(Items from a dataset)

---+---

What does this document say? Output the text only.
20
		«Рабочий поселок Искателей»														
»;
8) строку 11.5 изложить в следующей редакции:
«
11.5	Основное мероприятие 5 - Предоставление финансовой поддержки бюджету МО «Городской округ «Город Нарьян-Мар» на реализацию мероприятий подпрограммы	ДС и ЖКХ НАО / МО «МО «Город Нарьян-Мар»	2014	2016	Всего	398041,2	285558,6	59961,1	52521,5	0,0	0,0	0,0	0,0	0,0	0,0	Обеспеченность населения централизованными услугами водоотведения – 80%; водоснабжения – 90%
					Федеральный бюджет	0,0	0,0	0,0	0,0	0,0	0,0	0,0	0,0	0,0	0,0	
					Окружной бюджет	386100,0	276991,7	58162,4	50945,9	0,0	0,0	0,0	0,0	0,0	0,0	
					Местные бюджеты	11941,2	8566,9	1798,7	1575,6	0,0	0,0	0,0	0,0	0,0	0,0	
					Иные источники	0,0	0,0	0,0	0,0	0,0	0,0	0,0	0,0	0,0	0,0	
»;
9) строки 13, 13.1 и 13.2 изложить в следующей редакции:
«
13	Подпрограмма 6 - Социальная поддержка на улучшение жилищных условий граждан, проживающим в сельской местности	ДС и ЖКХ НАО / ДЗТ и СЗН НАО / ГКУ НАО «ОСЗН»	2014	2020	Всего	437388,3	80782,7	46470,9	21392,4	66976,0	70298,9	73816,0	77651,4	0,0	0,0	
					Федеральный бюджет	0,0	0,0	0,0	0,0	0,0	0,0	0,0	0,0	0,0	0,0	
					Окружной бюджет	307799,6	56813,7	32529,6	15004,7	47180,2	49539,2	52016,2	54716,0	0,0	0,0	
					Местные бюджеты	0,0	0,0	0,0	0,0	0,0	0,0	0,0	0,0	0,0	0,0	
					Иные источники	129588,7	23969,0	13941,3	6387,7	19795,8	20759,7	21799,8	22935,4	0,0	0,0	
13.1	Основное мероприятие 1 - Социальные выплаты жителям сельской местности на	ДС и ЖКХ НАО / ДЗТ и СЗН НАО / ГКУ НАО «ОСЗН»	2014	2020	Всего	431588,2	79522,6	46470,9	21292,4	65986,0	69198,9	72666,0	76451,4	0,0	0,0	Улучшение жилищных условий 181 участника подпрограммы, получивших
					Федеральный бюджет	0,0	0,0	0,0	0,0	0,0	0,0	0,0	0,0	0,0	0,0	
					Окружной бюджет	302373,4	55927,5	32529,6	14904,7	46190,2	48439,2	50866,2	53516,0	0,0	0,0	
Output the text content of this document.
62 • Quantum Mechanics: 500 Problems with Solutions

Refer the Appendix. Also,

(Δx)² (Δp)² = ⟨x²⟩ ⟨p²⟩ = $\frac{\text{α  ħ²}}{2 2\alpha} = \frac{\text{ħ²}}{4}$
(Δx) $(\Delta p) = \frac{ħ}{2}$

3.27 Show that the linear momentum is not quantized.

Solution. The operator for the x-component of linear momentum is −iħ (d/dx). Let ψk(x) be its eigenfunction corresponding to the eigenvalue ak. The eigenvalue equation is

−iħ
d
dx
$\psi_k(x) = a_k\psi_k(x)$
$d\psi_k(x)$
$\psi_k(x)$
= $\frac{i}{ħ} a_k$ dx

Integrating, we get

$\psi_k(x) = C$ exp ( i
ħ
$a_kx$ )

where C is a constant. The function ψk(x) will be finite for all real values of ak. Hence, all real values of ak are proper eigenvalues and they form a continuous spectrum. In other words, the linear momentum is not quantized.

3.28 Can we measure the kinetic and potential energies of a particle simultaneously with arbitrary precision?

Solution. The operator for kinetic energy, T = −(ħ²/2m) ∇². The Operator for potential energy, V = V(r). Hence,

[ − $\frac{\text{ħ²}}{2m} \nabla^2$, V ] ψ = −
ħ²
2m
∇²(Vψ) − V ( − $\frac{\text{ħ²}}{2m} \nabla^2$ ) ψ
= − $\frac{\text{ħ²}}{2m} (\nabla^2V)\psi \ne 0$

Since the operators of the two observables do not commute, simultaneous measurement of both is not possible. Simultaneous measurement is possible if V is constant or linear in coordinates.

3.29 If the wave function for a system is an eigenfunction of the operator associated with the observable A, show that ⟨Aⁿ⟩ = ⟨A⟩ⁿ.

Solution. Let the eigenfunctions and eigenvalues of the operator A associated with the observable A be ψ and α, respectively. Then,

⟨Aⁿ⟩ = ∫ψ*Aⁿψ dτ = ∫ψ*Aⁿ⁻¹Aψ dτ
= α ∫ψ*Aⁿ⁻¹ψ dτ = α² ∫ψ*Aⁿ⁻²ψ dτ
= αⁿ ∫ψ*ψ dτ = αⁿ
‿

---+---

* Task directions: Extract the complete data, matching each line exactly.

* Reply to the task:
What does this document say? Output the text only.
20
		«Рабочий поселок Искателей»														
»;
8) строку 11.5 изложить в следующей редакции:
«
11.5	Основное мероприятие 5 - Предоставление финансовой поддержки бюджету МО «Городской округ «Город Нарьян-Мар» на реализацию мероприятий подпрограммы	ДС и ЖКХ НАО / МО «МО «Город Нарьян-Мар»	2014	2016	Всего	398041,2	285558,6	59961,1	52521,5	0,0	0,0	0,0	0,0	0,0	0,0	Обеспеченность населения централизованными услугами водоотведения – 80%; водоснабжения – 90%
					Федеральный бюджет	0,0	0,0	0,0	0,0	0,0	0,0	0,0	0,0	0,0	0,0	
					Окружной бюджет	386100,0	276991,7	58162,4	50945,9	0,0	0,0	0,0	0,0	0,0	0,0	
					Местные бюджеты	11941,2	8566,9	1798,7	1575,6	0,0	0,0	0,0	0,0	0,0	0,0	
					Иные источники	0,0	0,0	0,0	0,0	0,0	0,0	0,0	0,0	0,0	0,0	
»;
9) строки 13, 13.1 и 13.2 изложить в следующей редакции:
«
13	Подпрограмма 6 - Социальная поддержка на улучшение жилищных условий граждан, проживающим в сельской местности	ДС и ЖКХ НАО / ДЗТ и СЗН НАО / ГКУ НАО «ОСЗН»	2014	2020	Всего	437388,3	80782,7	46470,9	21392,4	66976,0	70298,9	73816,0	77651,4	0,0	0,0	
					Федеральный бюджет	0,0	0,0	0,0	0,0	0,0	0,0	0,0	0,0	0,0	0,0	
					Окружной бюджет	307799,6	56813,7	32529,6	15004,7	47180,2	49539,2	52016,2	54716,0	0,0	0,0	
					Местные бюджеты	0,0	0,0	0,0	0,0	0,0	0,0	0,0	0,0	0,0	0,0	
					Иные источники	129588,7	23969,0	13941,3	6387,7	19795,8	20759,7	21799,8	22935,4	0,0	0,0	
13.1	Основное мероприятие 1 - Социальные выплаты жителям сельской местности на	ДС и ЖКХ НАО / ДЗТ и СЗН НАО / ГКУ НАО «ОСЗН»	2014	2020	Всего	431588,2	79522,6	46470,9	21292,4	65986,0	69198,9	72666,0	76451,4	0,0	0,0	Улучшение жилищных условий 181 участника подпрограммы, получивших
					Федеральный бюджет	0,0	0,0	0,0	0,0	0,0	0,0	0,0	0,0	0,0	0,0	
					Окружной бюджет	302373,4	55927,5	32529,6	14904,7	46190,2	48439,2	50866,2	53516,0	0,0	0,0	
Output the text content of this document.
62 • Quantum Mechanics: 500 Problems with Solutions

Refer the Appendix. Also,

(Δx)² (Δp)² = ⟨x²⟩ ⟨p²⟩ = $\frac{\text{α  ħ²}}{2 2\alpha} = \frac{\text{ħ²}}{4}$
(Δx) $(\Delta p) = \frac{ħ}{2}$

3.27 Show that the linear momentum is not quantized.

Solution. The operator for the x-component of linear momentum is −iħ (d/dx). Let ψk(x) be its eigenfunction corresponding to the eigenvalue ak. The eigenvalue equation is

−iħ
d
dx
$\psi_k(x) = a_k\psi_k(x)$
$d\psi_k(x)$
$\psi_k(x)$
= $\frac{i}{ħ} a_k$ dx

Integrating, we get

$\psi_k(x) = C$ exp ( i
ħ
$a_kx$ )

where C is a constant. The function ψk(x) will be finite for all real values of ak. Hence, all real values of ak are proper eigenvalues and they form a continuous spectrum. In other words, the linear momentum is not quantized.

3.28 Can we measure the kinetic and potential energies of a particle simultaneously with arbitrary precision?

Solution. The operator for kinetic energy, T = −(ħ²/2m) ∇². The Operator for potential energy, V = V(r). Hence,

[ − $\frac{\text{ħ²}}{2m} \nabla^2$, V ] ψ = −
ħ²
2m
∇²(Vψ) − V ( − $\frac{\text{ħ²}}{2m} \nabla^2$ ) ψ
= − $\frac{\text{ħ²}}{2m} (\nabla^2V)\psi \ne 0$

Since the operators of the two observables do not commute, simultaneous measurement of both is not possible. Simultaneous measurement is possible if V is constant or linear in coordinates.

3.29 If the wave function for a system is an eigenfunction of the operator associated with the observable A, show that ⟨Aⁿ⟩ = ⟨A⟩ⁿ.

Solution. Let the eigenfunctions and eigenvalues of the operator A associated with the observable A be ψ and α, respectively. Then,

⟨Aⁿ⟩ = ∫ψ*Aⁿψ dτ = ∫ψ*Aⁿ⁻¹Aψ dτ
= α ∫ψ*Aⁿ⁻¹ψ dτ = α² ∫ψ*Aⁿ⁻²ψ dτ
= αⁿ ∫ψ*ψ dτ = αⁿ
‿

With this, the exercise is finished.